Repeat each line exactly, leaving nothing out.

# Material for the task:
===============

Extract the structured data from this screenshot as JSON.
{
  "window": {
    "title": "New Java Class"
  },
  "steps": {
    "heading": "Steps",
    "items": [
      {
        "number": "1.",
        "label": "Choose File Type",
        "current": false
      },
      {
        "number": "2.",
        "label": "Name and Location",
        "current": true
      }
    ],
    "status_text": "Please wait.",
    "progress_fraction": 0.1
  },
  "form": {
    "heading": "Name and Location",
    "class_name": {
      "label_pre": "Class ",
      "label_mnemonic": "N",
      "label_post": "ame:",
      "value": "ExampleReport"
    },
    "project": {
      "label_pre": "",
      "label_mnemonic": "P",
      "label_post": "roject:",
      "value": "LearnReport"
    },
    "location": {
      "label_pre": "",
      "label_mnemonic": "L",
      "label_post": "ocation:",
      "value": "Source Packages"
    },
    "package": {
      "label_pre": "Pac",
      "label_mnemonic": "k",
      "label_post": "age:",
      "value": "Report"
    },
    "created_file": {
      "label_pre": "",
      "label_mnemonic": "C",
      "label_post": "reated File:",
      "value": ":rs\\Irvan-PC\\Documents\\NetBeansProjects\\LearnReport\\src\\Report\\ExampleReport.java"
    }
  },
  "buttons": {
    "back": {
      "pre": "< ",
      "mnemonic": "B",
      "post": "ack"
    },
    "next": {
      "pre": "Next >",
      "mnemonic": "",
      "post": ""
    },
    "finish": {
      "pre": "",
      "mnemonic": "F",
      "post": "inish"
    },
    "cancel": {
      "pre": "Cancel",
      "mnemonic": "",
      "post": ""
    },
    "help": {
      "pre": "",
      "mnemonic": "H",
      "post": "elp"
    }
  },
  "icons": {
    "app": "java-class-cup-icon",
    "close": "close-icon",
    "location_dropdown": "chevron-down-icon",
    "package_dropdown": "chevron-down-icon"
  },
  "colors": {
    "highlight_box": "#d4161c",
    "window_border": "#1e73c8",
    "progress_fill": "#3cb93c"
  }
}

===============

# Task answer:
Extract the structured data from this screenshot as JSON.
{
  "window": {
    "title": "New Java Class"
  },
  "steps": {
    "heading": "Steps",
    "items": [
      {
        "number": "1.",
        "label": "Choose File Type",
        "current": false
      },
      {
        "number": "2.",
        "label": "Name and Location",
        "current": true
      }
    ],
    "status_text": "Please wait.",
    "progress_fraction": 0.1
  },
  "form": {
    "heading": "Name and Location",
    "class_name": {
      "label_pre": "Class ",
      "label_mnemonic": "N",
      "label_post": "ame:",
      "value": "ExampleReport"
    },
    "project": {
      "label_pre": "",
      "label_mnemonic": "P",
      "label_post": "roject:",
      "value": "LearnReport"
    },
    "location": {
      "label_pre": "",
      "label_mnemonic": "L",
      "label_post": "ocation:",
      "value": "Source Packages"
    },
    "package": {
      "label_pre": "Pac",
      "label_mnemonic": "k",
      "label_post": "age:",
      "value": "Report"
    },
    "created_file": {
      "label_pre": "",
      "label_mnemonic": "C",
      "label_post": "reated File:",
      "value": ":rs\\Irvan-PC\\Documents\\NetBeansProjects\\LearnReport\\src\\Report\\ExampleReport.java"
    }
  },
  "buttons": {
    "back": {
      "pre": "< ",
      "mnemonic": "B",
      "post": "ack"
    },
    "next": {
      "pre": "Next >",
      "mnemonic": "",
      "post": ""
    },
    "finish": {
      "pre": "",
      "mnemonic": "F",
      "post": "inish"
    },
    "cancel": {
      "pre": "Cancel",
      "mnemonic": "",
      "post": ""
    },
    "help": {
      "pre": "",
      "mnemonic": "H",
      "post": "elp"
    }
  },
  "icons": {
    "app": "java-class-cup-icon",
    "close": "close-icon",
    "location_dropdown": "chevron-down-icon",
    "package_dropdown": "chevron-down-icon"
  },
  "colors": {
    "highlight_box": "#d4161c",
    "window_border": "#1e73c8",
    "progress_fill": "#3cb93c"
  }
}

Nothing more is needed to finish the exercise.